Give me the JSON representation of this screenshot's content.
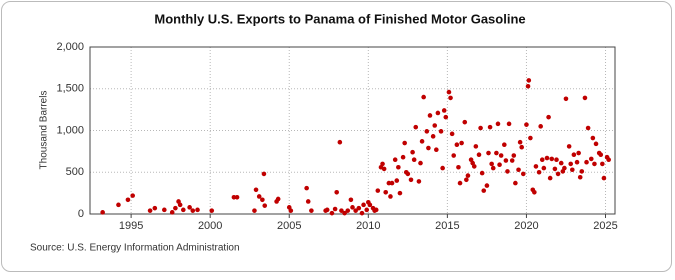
{
  "chart_data": {
    "type": "scatter",
    "title": "Monthly U.S. Exports to Panama of Finished Motor Gasoline",
    "y_label": "Thousand Barrels",
    "source": "Source: U.S. Energy Information Administration",
    "color": "#c00000",
    "grid": true,
    "xlim": [
      1992.4,
      2025.6
    ],
    "xticks": [
      1995,
      2000,
      2005,
      2010,
      2015,
      2020,
      2025
    ],
    "ylim": [
      0,
      2000
    ],
    "yticks": [
      0,
      500,
      {
        "value": 1000,
        "label": "1,000"
      },
      {
        "value": 1500,
        "label": "1,500"
      },
      {
        "value": 2000,
        "label": "2,000"
      }
    ],
    "x": [
      1993.2,
      1994.2,
      1994.8,
      1995.1,
      1996.2,
      1996.5,
      1997.1,
      1997.6,
      1997.8,
      1998.0,
      1998.1,
      1998.3,
      1998.7,
      1998.9,
      1999.2,
      2000.1,
      2001.5,
      2001.7,
      2002.8,
      2002.9,
      2003.1,
      2003.3,
      2003.4,
      2003.45,
      2004.2,
      2004.3,
      2005.0,
      2005.1,
      2006.1,
      2006.2,
      2006.4,
      2007.3,
      2007.4,
      2007.7,
      2007.9,
      2008.0,
      2008.2,
      2008.3,
      2008.5,
      2008.7,
      2008.9,
      2009.0,
      2009.2,
      2009.4,
      2009.6,
      2009.7,
      2009.9,
      2010.0,
      2010.1,
      2010.3,
      2010.4,
      2010.5,
      2010.6,
      2010.8,
      2010.9,
      2011.0,
      2011.1,
      2011.3,
      2011.4,
      2011.5,
      2011.7,
      2011.8,
      2011.9,
      2012.0,
      2012.2,
      2012.3,
      2012.4,
      2012.5,
      2012.7,
      2012.8,
      2012.9,
      2013.0,
      2013.2,
      2013.3,
      2013.4,
      2013.5,
      2013.7,
      2013.8,
      2013.9,
      2014.1,
      2014.2,
      2014.3,
      2014.4,
      2014.6,
      2014.7,
      2014.8,
      2014.9,
      2015.1,
      2015.2,
      2015.3,
      2015.4,
      2015.6,
      2015.7,
      2015.8,
      2015.9,
      2016.1,
      2016.2,
      2016.3,
      2016.5,
      2016.6,
      2016.7,
      2016.8,
      2017.0,
      2017.1,
      2017.2,
      2017.3,
      2017.5,
      2017.6,
      2017.7,
      2017.8,
      2017.9,
      2018.1,
      2018.2,
      2018.3,
      2018.4,
      2018.6,
      2018.7,
      2018.8,
      2018.9,
      2019.1,
      2019.2,
      2019.3,
      2019.5,
      2019.6,
      2019.7,
      2019.8,
      2020.0,
      2020.1,
      2020.15,
      2020.25,
      2020.4,
      2020.5,
      2020.6,
      2020.8,
      2020.9,
      2021.0,
      2021.1,
      2021.3,
      2021.4,
      2021.5,
      2021.6,
      2021.8,
      2021.9,
      2022.0,
      2022.2,
      2022.3,
      2022.4,
      2022.5,
      2022.7,
      2022.8,
      2022.9,
      2023.0,
      2023.2,
      2023.3,
      2023.4,
      2023.5,
      2023.7,
      2023.8,
      2023.9,
      2024.1,
      2024.2,
      2024.3,
      2024.4,
      2024.6,
      2024.7,
      2024.8,
      2024.9,
      2025.1,
      2025.2
    ],
    "values": [
      20,
      110,
      170,
      220,
      40,
      70,
      50,
      20,
      70,
      150,
      110,
      50,
      80,
      40,
      50,
      40,
      200,
      200,
      40,
      290,
      210,
      170,
      480,
      100,
      150,
      180,
      80,
      40,
      310,
      150,
      40,
      40,
      50,
      10,
      60,
      260,
      860,
      40,
      10,
      40,
      170,
      80,
      40,
      70,
      10,
      110,
      50,
      140,
      110,
      70,
      40,
      50,
      280,
      560,
      600,
      540,
      260,
      370,
      210,
      370,
      650,
      400,
      560,
      250,
      680,
      850,
      500,
      480,
      410,
      740,
      650,
      1040,
      390,
      610,
      870,
      1400,
      990,
      790,
      1180,
      930,
      1060,
      770,
      1210,
      990,
      550,
      1240,
      1160,
      1460,
      1390,
      960,
      700,
      830,
      560,
      370,
      850,
      1100,
      410,
      460,
      650,
      610,
      570,
      810,
      710,
      1030,
      490,
      280,
      340,
      730,
      1040,
      600,
      550,
      730,
      1080,
      590,
      700,
      830,
      640,
      510,
      1080,
      640,
      700,
      370,
      530,
      860,
      800,
      480,
      1070,
      1530,
      1600,
      910,
      290,
      260,
      570,
      500,
      1050,
      650,
      550,
      670,
      1160,
      430,
      660,
      540,
      650,
      480,
      610,
      510,
      550,
      1380,
      810,
      600,
      530,
      710,
      620,
      730,
      440,
      510,
      1390,
      620,
      1030,
      660,
      910,
      600,
      840,
      730,
      710,
      600,
      430,
      680,
      650
    ]
  }
}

============

Reproduce each entry verbatim, excluding any embedded images.

Response to the task:
Give me the JSON representation of this screenshot's content.
{
  "chart_data": {
    "type": "scatter",
    "title": "Monthly U.S. Exports to Panama of Finished Motor Gasoline",
    "y_label": "Thousand Barrels",
    "source": "Source: U.S. Energy Information Administration",
    "color": "#c00000",
    "grid": true,
    "xlim": [
      1992.4,
      2025.6
    ],
    "xticks": [
      1995,
      2000,
      2005,
      2010,
      2015,
      2020,
      2025
    ],
    "ylim": [
      0,
      2000
    ],
    "yticks": [
      0,
      500,
      {
        "value": 1000,
        "label": "1,000"
      },
      {
        "value": 1500,
        "label": "1,500"
      },
      {
        "value": 2000,
        "label": "2,000"
      }
    ],
    "x": [
      1993.2,
      1994.2,
      1994.8,
      1995.1,
      1996.2,
      1996.5,
      1997.1,
      1997.6,
      1997.8,
      1998.0,
      1998.1,
      1998.3,
      1998.7,
      1998.9,
      1999.2,
      2000.1,
      2001.5,
      2001.7,
      2002.8,
      2002.9,
      2003.1,
      2003.3,
      2003.4,
      2003.45,
      2004.2,
      2004.3,
      2005.0,
      2005.1,
      2006.1,
      2006.2,
      2006.4,
      2007.3,
      2007.4,
      2007.7,
      2007.9,
      2008.0,
      2008.2,
      2008.3,
      2008.5,
      2008.7,
      2008.9,
      2009.0,
      2009.2,
      2009.4,
      2009.6,
      2009.7,
      2009.9,
      2010.0,
      2010.1,
      2010.3,
      2010.4,
      2010.5,
      2010.6,
      2010.8,
      2010.9,
      2011.0,
      2011.1,
      2011.3,
      2011.4,
      2011.5,
      2011.7,
      2011.8,
      2011.9,
      2012.0,
      2012.2,
      2012.3,
      2012.4,
      2012.5,
      2012.7,
      2012.8,
      2012.9,
      2013.0,
      2013.2,
      2013.3,
      2013.4,
      2013.5,
      2013.7,
      2013.8,
      2013.9,
      2014.1,
      2014.2,
      2014.3,
      2014.4,
      2014.6,
      2014.7,
      2014.8,
      2014.9,
      2015.1,
      2015.2,
      2015.3,
      2015.4,
      2015.6,
      2015.7,
      2015.8,
      2015.9,
      2016.1,
      2016.2,
      2016.3,
      2016.5,
      2016.6,
      2016.7,
      2016.8,
      2017.0,
      2017.1,
      2017.2,
      2017.3,
      2017.5,
      2017.6,
      2017.7,
      2017.8,
      2017.9,
      2018.1,
      2018.2,
      2018.3,
      2018.4,
      2018.6,
      2018.7,
      2018.8,
      2018.9,
      2019.1,
      2019.2,
      2019.3,
      2019.5,
      2019.6,
      2019.7,
      2019.8,
      2020.0,
      2020.1,
      2020.15,
      2020.25,
      2020.4,
      2020.5,
      2020.6,
      2020.8,
      2020.9,
      2021.0,
      2021.1,
      2021.3,
      2021.4,
      2021.5,
      2021.6,
      2021.8,
      2021.9,
      2022.0,
      2022.2,
      2022.3,
      2022.4,
      2022.5,
      2022.7,
      2022.8,
      2022.9,
      2023.0,
      2023.2,
      2023.3,
      2023.4,
      2023.5,
      2023.7,
      2023.8,
      2023.9,
      2024.1,
      2024.2,
      2024.3,
      2024.4,
      2024.6,
      2024.7,
      2024.8,
      2024.9,
      2025.1,
      2025.2
    ],
    "values": [
      20,
      110,
      170,
      220,
      40,
      70,
      50,
      20,
      70,
      150,
      110,
      50,
      80,
      40,
      50,
      40,
      200,
      200,
      40,
      290,
      210,
      170,
      480,
      100,
      150,
      180,
      80,
      40,
      310,
      150,
      40,
      40,
      50,
      10,
      60,
      260,
      860,
      40,
      10,
      40,
      170,
      80,
      40,
      70,
      10,
      110,
      50,
      140,
      110,
      70,
      40,
      50,
      280,
      560,
      600,
      540,
      260,
      370,
      210,
      370,
      650,
      400,
      560,
      250,
      680,
      850,
      500,
      480,
      410,
      740,
      650,
      1040,
      390,
      610,
      870,
      1400,
      990,
      790,
      1180,
      930,
      1060,
      770,
      1210,
      990,
      550,
      1240,
      1160,
      1460,
      1390,
      960,
      700,
      830,
      560,
      370,
      850,
      1100,
      410,
      460,
      650,
      610,
      570,
      810,
      710,
      1030,
      490,
      280,
      340,
      730,
      1040,
      600,
      550,
      730,
      1080,
      590,
      700,
      830,
      640,
      510,
      1080,
      640,
      700,
      370,
      530,
      860,
      800,
      480,
      1070,
      1530,
      1600,
      910,
      290,
      260,
      570,
      500,
      1050,
      650,
      550,
      670,
      1160,
      430,
      660,
      540,
      650,
      480,
      610,
      510,
      550,
      1380,
      810,
      600,
      530,
      710,
      620,
      730,
      440,
      510,
      1390,
      620,
      1030,
      660,
      910,
      600,
      840,
      730,
      710,
      600,
      430,
      680,
      650
    ]
  }
}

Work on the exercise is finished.